* _Provided entries_:
※

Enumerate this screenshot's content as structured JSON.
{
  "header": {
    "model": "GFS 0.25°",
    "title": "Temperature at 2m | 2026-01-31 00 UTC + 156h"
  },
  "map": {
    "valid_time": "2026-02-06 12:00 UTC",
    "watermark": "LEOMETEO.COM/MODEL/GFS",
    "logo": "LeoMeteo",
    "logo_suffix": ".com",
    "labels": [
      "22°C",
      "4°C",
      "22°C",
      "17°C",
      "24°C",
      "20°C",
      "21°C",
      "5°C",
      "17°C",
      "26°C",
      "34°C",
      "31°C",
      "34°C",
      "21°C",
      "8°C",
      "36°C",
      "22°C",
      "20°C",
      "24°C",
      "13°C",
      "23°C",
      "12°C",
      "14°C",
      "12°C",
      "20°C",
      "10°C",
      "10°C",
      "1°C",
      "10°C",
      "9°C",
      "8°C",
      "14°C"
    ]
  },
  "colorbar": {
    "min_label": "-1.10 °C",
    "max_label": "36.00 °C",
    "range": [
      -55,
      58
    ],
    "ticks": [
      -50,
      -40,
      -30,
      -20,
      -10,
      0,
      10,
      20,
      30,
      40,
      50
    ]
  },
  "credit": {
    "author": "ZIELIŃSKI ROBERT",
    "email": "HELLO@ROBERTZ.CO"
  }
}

※

* _Short task_: Reproduce each line verbatim.

* _Answer to the problem_:
Enumerate this screenshot's content as structured JSON.
{
  "header": {
    "model": "GFS 0.25°",
    "title": "Temperature at 2m | 2026-01-31 00 UTC + 156h"
  },
  "map": {
    "valid_time": "2026-02-06 12:00 UTC",
    "watermark": "LEOMETEO.COM/MODEL/GFS",
    "logo": "LeoMeteo",
    "logo_suffix": ".com",
    "labels": [
      "22°C",
      "4°C",
      "22°C",
      "17°C",
      "24°C",
      "20°C",
      "21°C",
      "5°C",
      "17°C",
      "26°C",
      "34°C",
      "31°C",
      "34°C",
      "21°C",
      "8°C",
      "36°C",
      "22°C",
      "20°C",
      "24°C",
      "13°C",
      "23°C",
      "12°C",
      "14°C",
      "12°C",
      "20°C",
      "10°C",
      "10°C",
      "1°C",
      "10°C",
      "9°C",
      "8°C",
      "14°C"
    ]
  },
  "colorbar": {
    "min_label": "-1.10 °C",
    "max_label": "36.00 °C",
    "range": [
      -55,
      58
    ],
    "ticks": [
      -50,
      -40,
      -30,
      -20,
      -10,
      0,
      10,
      20,
      30,
      40,
      50
    ]
  },
  "credit": {
    "author": "ZIELIŃSKI ROBERT",
    "email": "HELLO@ROBERTZ.CO"
  }
}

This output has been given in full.